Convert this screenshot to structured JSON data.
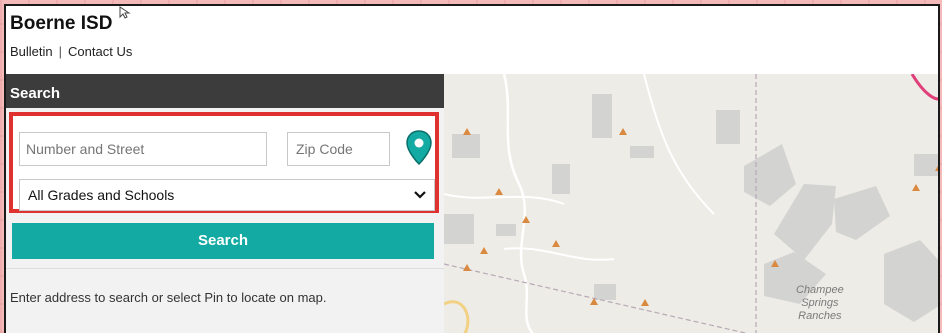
{
  "header": {
    "brand": "Boerne ISD",
    "nav": [
      {
        "label": "Bulletin"
      },
      {
        "label": "Contact Us"
      }
    ],
    "separator": "|"
  },
  "sidebar": {
    "title": "Search",
    "street_placeholder": "Number and Street",
    "zip_placeholder": "Zip Code",
    "grade_selected": "All Grades and Schools",
    "search_button": "Search",
    "help_text": "Enter address to search or select Pin to locate on map."
  },
  "map": {
    "place_label_line1": "Champee",
    "place_label_line2": "Springs",
    "place_label_line3": "Ranches"
  },
  "colors": {
    "accent": "#12aaa2",
    "highlight": "#e03131",
    "header_bar": "#3c3c3c"
  }
}
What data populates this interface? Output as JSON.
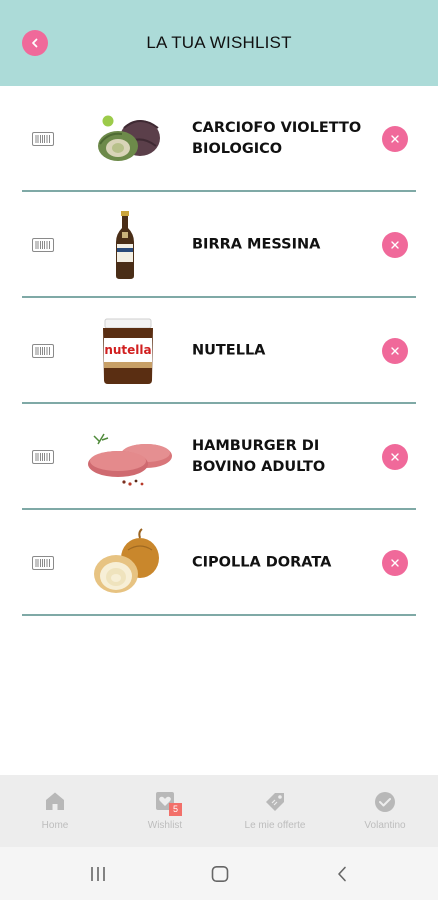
{
  "header": {
    "title": "LA TUA WISHLIST",
    "back_icon": "chevron-left-icon"
  },
  "colors": {
    "header_bg": "#acdbd8",
    "accent": "#f0699a",
    "divider": "#7fa9a6",
    "badge": "#f2706a"
  },
  "wishlist": {
    "items": [
      {
        "name": "CARCIOFO VIOLETTO BIOLOGICO",
        "image": "artichoke-image"
      },
      {
        "name": "BIRRA MESSINA",
        "image": "beer-bottle-image"
      },
      {
        "name": "NUTELLA",
        "image": "nutella-jar-image",
        "brand_label": "nutella"
      },
      {
        "name": "HAMBURGER DI BOVINO ADULTO",
        "image": "hamburger-patties-image"
      },
      {
        "name": "CIPOLLA DORATA",
        "image": "onion-image"
      }
    ]
  },
  "bottom_nav": {
    "items": [
      {
        "label": "Home",
        "icon": "home-icon"
      },
      {
        "label": "Wishlist",
        "icon": "wishlist-heart-icon",
        "badge": "5"
      },
      {
        "label": "Le mie offerte",
        "icon": "tag-icon"
      },
      {
        "label": "Volantino",
        "icon": "check-circle-icon"
      }
    ]
  },
  "system_nav": {
    "items": [
      "recent-apps-icon",
      "home-circle-icon",
      "back-chevron-icon"
    ]
  }
}
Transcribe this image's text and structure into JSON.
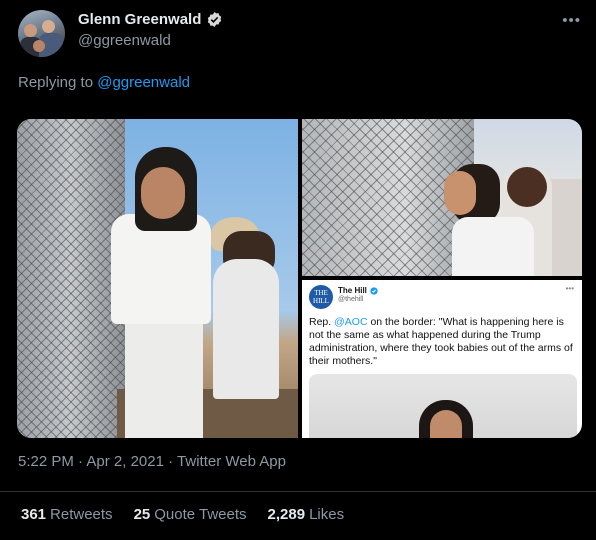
{
  "author": {
    "name": "Glenn Greenwald",
    "handle": "@ggreenwald",
    "verified": true,
    "avatar": "avatar"
  },
  "more_icon": "ellipsis-icon",
  "reply": {
    "prefix": "Replying to",
    "mention": "@ggreenwald"
  },
  "embedded_tweet": {
    "logo_text": "THE HILL",
    "name": "The Hill",
    "handle": "@thehill",
    "text_prefix": "Rep. ",
    "mention": "@AOC",
    "text_body": " on the border: \"What is happening here is not the same as what happened during the Trump administration, where they took babies out of the arms of their mothers.\""
  },
  "timestamp": {
    "time": "5:22 PM",
    "separator": "·",
    "date": "Apr 2, 2021",
    "source": "Twitter Web App"
  },
  "stats": {
    "retweets_count": "361",
    "retweets_label": "Retweets",
    "quotes_count": "25",
    "quotes_label": "Quote Tweets",
    "likes_count": "2,289",
    "likes_label": "Likes"
  },
  "colors": {
    "background": "#000000",
    "link": "#1d9bf0",
    "secondary_text": "#8b98a5",
    "primary_text": "#e7e9ea"
  }
}
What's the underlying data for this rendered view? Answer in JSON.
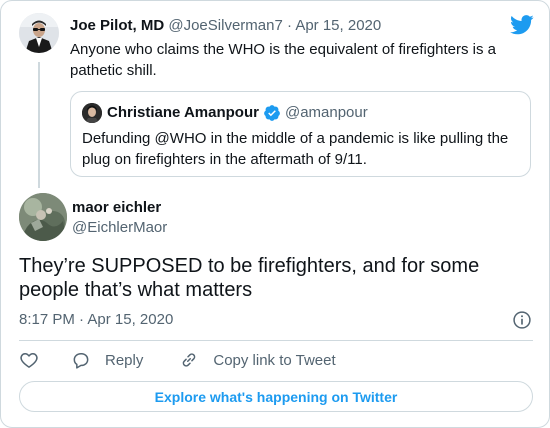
{
  "parent_tweet": {
    "author_name": "Joe Pilot, MD",
    "author_handle": "@JoeSilverman7",
    "separator": "·",
    "date": "Apr 15, 2020",
    "text": "Anyone who claims the WHO is the equivalent of firefighters is a pathetic shill."
  },
  "quoted_tweet": {
    "author_name": "Christiane Amanpour",
    "author_handle": "@amanpour",
    "verified": true,
    "text": "Defunding @WHO in the middle of a pandemic is like pulling the plug on firefighters in the aftermath of 9/11."
  },
  "main_tweet": {
    "author_name": "maor eichler",
    "author_handle": "@EichlerMaor",
    "text": "They’re SUPPOSED to be firefighters, and for some people that’s what matters",
    "time": "8:17 PM",
    "separator": "·",
    "date": "Apr 15, 2020"
  },
  "actions": {
    "reply_label": "Reply",
    "copy_link_label": "Copy link to Tweet"
  },
  "explore_button_label": "Explore what's happening on Twitter",
  "icons": {
    "brand": "twitter-bird-icon",
    "like": "heart-icon",
    "reply": "speech-bubble-icon",
    "copy_link": "link-icon",
    "info": "info-icon",
    "verified": "verified-badge-icon"
  },
  "colors": {
    "brand_blue": "#1d9bf0",
    "text_primary": "#0f1419",
    "text_muted": "#536471",
    "border": "#cfd9de"
  }
}
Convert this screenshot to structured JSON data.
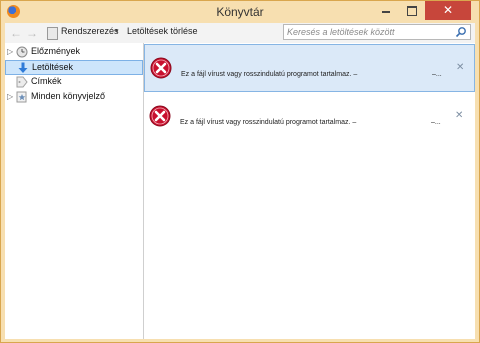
{
  "window": {
    "title": "Könyvtár",
    "close_glyph": "✕"
  },
  "toolbar": {
    "back_glyph": "←",
    "forward_glyph": "→",
    "organize_label": "Rendszerezés",
    "organize_chevron": "▾",
    "clear_label": "Letöltések törlése",
    "search_placeholder": "Keresés a letöltések között"
  },
  "sidebar": {
    "items": [
      {
        "label": "Előzmények",
        "icon": "history-clock-icon",
        "expandable": true,
        "selected": false
      },
      {
        "label": "Letöltések",
        "icon": "download-arrow-icon",
        "expandable": false,
        "selected": true
      },
      {
        "label": "Címkék",
        "icon": "tag-icon",
        "expandable": false,
        "selected": false
      },
      {
        "label": "Minden könyvjelző",
        "icon": "bookmarks-star-icon",
        "expandable": true,
        "selected": false
      }
    ],
    "twisty_glyph": "▷"
  },
  "downloads": [
    {
      "message": "Ez a fájl vírust vagy rosszindulatú programot tartalmaz. –",
      "size": "–...",
      "cancel_glyph": "✕",
      "selected": true,
      "icon": "error-icon"
    },
    {
      "message": "Ez a fájl vírust vagy rosszindulatú programot tartalmaz. –",
      "size": "–...",
      "cancel_glyph": "✕",
      "selected": false,
      "icon": "error-icon"
    }
  ],
  "colors": {
    "selection": "#cde5fb",
    "error_red": "#c8102e",
    "frame": "#f7dfb0"
  }
}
----------
What to work on:
Repeat each entry exactly as given; no pictures belong in the copy.

Reply to the task:
Convert this screenshot to structured JSON data.
{
  "header": {
    "brand": "Boerne ISD",
    "nav": [
      {
        "label": "Bulletin"
      },
      {
        "label": "Contact Us"
      }
    ],
    "separator": "|"
  },
  "sidebar": {
    "title": "Search",
    "street_placeholder": "Number and Street",
    "zip_placeholder": "Zip Code",
    "grade_selected": "All Grades and Schools",
    "search_button": "Search",
    "help_text": "Enter address to search or select Pin to locate on map."
  },
  "map": {
    "place_label_line1": "Champee",
    "place_label_line2": "Springs",
    "place_label_line3": "Ranches"
  },
  "colors": {
    "accent": "#12aaa2",
    "highlight": "#e03131",
    "header_bar": "#3c3c3c"
  }
}
What data populates this interface? Output as JSON.
{
  "header": {
    "title": "LA TUA WISHLIST",
    "back_icon": "chevron-left-icon"
  },
  "colors": {
    "header_bg": "#acdbd8",
    "accent": "#f0699a",
    "divider": "#7fa9a6",
    "badge": "#f2706a"
  },
  "wishlist": {
    "items": [
      {
        "name": "CARCIOFO VIOLETTO BIOLOGICO",
        "image": "artichoke-image"
      },
      {
        "name": "BIRRA MESSINA",
        "image": "beer-bottle-image"
      },
      {
        "name": "NUTELLA",
        "image": "nutella-jar-image",
        "brand_label": "nutella"
      },
      {
        "name": "HAMBURGER DI BOVINO ADULTO",
        "image": "hamburger-patties-image"
      },
      {
        "name": "CIPOLLA DORATA",
        "image": "onion-image"
      }
    ]
  },
  "bottom_nav": {
    "items": [
      {
        "label": "Home",
        "icon": "home-icon"
      },
      {
        "label": "Wishlist",
        "icon": "wishlist-heart-icon",
        "badge": "5"
      },
      {
        "label": "Le mie offerte",
        "icon": "tag-icon"
      },
      {
        "label": "Volantino",
        "icon": "check-circle-icon"
      }
    ]
  },
  "system_nav": {
    "items": [
      "recent-apps-icon",
      "home-circle-icon",
      "back-chevron-icon"
    ]
  }
}
Transcribe this image's text and structure into JSON.
{
  "author": {
    "name": "Glenn Greenwald",
    "handle": "@ggreenwald",
    "verified": true,
    "avatar": "avatar"
  },
  "more_icon": "ellipsis-icon",
  "reply": {
    "prefix": "Replying to",
    "mention": "@ggreenwald"
  },
  "embedded_tweet": {
    "logo_text": "THE HILL",
    "name": "The Hill",
    "handle": "@thehill",
    "text_prefix": "Rep. ",
    "mention": "@AOC",
    "text_body": " on the border: \"What is happening here is not the same as what happened during the Trump administration, where they took babies out of the arms of their mothers.\""
  },
  "timestamp": {
    "time": "5:22 PM",
    "separator": "·",
    "date": "Apr 2, 2021",
    "source": "Twitter Web App"
  },
  "stats": {
    "retweets_count": "361",
    "retweets_label": "Retweets",
    "quotes_count": "25",
    "quotes_label": "Quote Tweets",
    "likes_count": "2,289",
    "likes_label": "Likes"
  },
  "colors": {
    "background": "#000000",
    "link": "#1d9bf0",
    "secondary_text": "#8b98a5",
    "primary_text": "#e7e9ea"
  }
}
What's the underlying data for this rendered view? Answer in JSON.
{
  "parent_tweet": {
    "author_name": "Joe Pilot, MD",
    "author_handle": "@JoeSilverman7",
    "separator": "·",
    "date": "Apr 15, 2020",
    "text": "Anyone who claims the WHO is the equivalent of firefighters is a pathetic shill."
  },
  "quoted_tweet": {
    "author_name": "Christiane Amanpour",
    "author_handle": "@amanpour",
    "verified": true,
    "text": "Defunding @WHO in the middle of a pandemic is like pulling the plug on firefighters in the aftermath of 9/11."
  },
  "main_tweet": {
    "author_name": "maor eichler",
    "author_handle": "@EichlerMaor",
    "text": "They’re SUPPOSED to be firefighters, and for some people that’s what matters",
    "time": "8:17 PM",
    "separator": "·",
    "date": "Apr 15, 2020"
  },
  "actions": {
    "reply_label": "Reply",
    "copy_link_label": "Copy link to Tweet"
  },
  "explore_button_label": "Explore what's happening on Twitter",
  "icons": {
    "brand": "twitter-bird-icon",
    "like": "heart-icon",
    "reply": "speech-bubble-icon",
    "copy_link": "link-icon",
    "info": "info-icon",
    "verified": "verified-badge-icon"
  },
  "colors": {
    "brand_blue": "#1d9bf0",
    "text_primary": "#0f1419",
    "text_muted": "#536471",
    "border": "#cfd9de"
  }
}
Convert this screenshot to structured JSON data.
{
  "window": {
    "title": "Könyvtár",
    "close_glyph": "✕"
  },
  "toolbar": {
    "back_glyph": "←",
    "forward_glyph": "→",
    "organize_label": "Rendszerezés",
    "organize_chevron": "▾",
    "clear_label": "Letöltések törlése",
    "search_placeholder": "Keresés a letöltések között"
  },
  "sidebar": {
    "items": [
      {
        "label": "Előzmények",
        "icon": "history-clock-icon",
        "expandable": true,
        "selected": false
      },
      {
        "label": "Letöltések",
        "icon": "download-arrow-icon",
        "expandable": false,
        "selected": true
      },
      {
        "label": "Címkék",
        "icon": "tag-icon",
        "expandable": false,
        "selected": false
      },
      {
        "label": "Minden könyvjelző",
        "icon": "bookmarks-star-icon",
        "expandable": true,
        "selected": false
      }
    ],
    "twisty_glyph": "▷"
  },
  "downloads": [
    {
      "message": "Ez a fájl vírust vagy rosszindulatú programot tartalmaz. –",
      "size": "–...",
      "cancel_glyph": "✕",
      "selected": true,
      "icon": "error-icon"
    },
    {
      "message": "Ez a fájl vírust vagy rosszindulatú programot tartalmaz. –",
      "size": "–...",
      "cancel_glyph": "✕",
      "selected": false,
      "icon": "error-icon"
    }
  ],
  "colors": {
    "selection": "#cde5fb",
    "error_red": "#c8102e",
    "frame": "#f7dfb0"
  }
}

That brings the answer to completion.